Chart and figure data
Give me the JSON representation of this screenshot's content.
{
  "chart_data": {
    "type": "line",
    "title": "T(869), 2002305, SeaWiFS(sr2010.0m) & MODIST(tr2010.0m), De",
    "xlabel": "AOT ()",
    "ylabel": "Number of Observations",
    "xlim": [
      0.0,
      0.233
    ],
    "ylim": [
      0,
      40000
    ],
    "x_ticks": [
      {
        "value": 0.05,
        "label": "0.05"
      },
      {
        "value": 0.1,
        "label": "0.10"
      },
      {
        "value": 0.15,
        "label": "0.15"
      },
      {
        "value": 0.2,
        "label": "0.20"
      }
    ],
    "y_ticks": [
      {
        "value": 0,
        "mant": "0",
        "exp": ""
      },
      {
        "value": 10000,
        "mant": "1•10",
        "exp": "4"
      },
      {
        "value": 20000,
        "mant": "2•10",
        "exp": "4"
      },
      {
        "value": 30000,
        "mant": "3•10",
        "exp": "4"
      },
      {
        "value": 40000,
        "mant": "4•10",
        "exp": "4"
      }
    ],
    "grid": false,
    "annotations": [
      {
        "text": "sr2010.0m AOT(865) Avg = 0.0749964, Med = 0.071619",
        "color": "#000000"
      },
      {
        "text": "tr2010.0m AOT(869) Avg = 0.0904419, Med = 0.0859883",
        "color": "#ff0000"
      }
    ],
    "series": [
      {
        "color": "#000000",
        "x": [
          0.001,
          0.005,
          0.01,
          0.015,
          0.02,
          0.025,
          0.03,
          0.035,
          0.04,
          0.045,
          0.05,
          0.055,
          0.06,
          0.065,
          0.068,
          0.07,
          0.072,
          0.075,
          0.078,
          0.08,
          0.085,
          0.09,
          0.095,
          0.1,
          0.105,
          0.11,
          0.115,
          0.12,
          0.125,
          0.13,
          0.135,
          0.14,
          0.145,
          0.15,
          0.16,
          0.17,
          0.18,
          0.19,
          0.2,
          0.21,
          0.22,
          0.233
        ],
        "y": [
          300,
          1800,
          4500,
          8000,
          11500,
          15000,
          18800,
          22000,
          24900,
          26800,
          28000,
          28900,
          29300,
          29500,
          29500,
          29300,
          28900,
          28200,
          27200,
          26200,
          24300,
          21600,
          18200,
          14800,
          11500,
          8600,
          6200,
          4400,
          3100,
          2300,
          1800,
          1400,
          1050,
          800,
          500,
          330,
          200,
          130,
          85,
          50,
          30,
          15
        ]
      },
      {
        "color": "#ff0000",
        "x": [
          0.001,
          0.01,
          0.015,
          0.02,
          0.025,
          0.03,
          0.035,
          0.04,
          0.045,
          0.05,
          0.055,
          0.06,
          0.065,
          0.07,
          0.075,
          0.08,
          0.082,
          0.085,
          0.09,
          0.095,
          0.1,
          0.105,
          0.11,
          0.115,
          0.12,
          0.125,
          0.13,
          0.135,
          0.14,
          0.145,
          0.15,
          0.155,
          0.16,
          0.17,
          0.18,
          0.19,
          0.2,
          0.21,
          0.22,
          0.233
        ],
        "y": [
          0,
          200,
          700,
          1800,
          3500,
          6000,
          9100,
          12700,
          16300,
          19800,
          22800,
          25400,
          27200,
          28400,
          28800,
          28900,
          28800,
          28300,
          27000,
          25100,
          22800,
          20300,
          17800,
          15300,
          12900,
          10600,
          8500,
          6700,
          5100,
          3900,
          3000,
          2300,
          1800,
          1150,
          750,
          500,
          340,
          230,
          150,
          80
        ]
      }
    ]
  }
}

• Given task: Which lines of the data above contain "mant"? Copy each one.

• The response:
        "mant": "0",
        "mant": "1•10",
        "mant": "2•10",
        "mant": "3•10",
        "mant": "4•10",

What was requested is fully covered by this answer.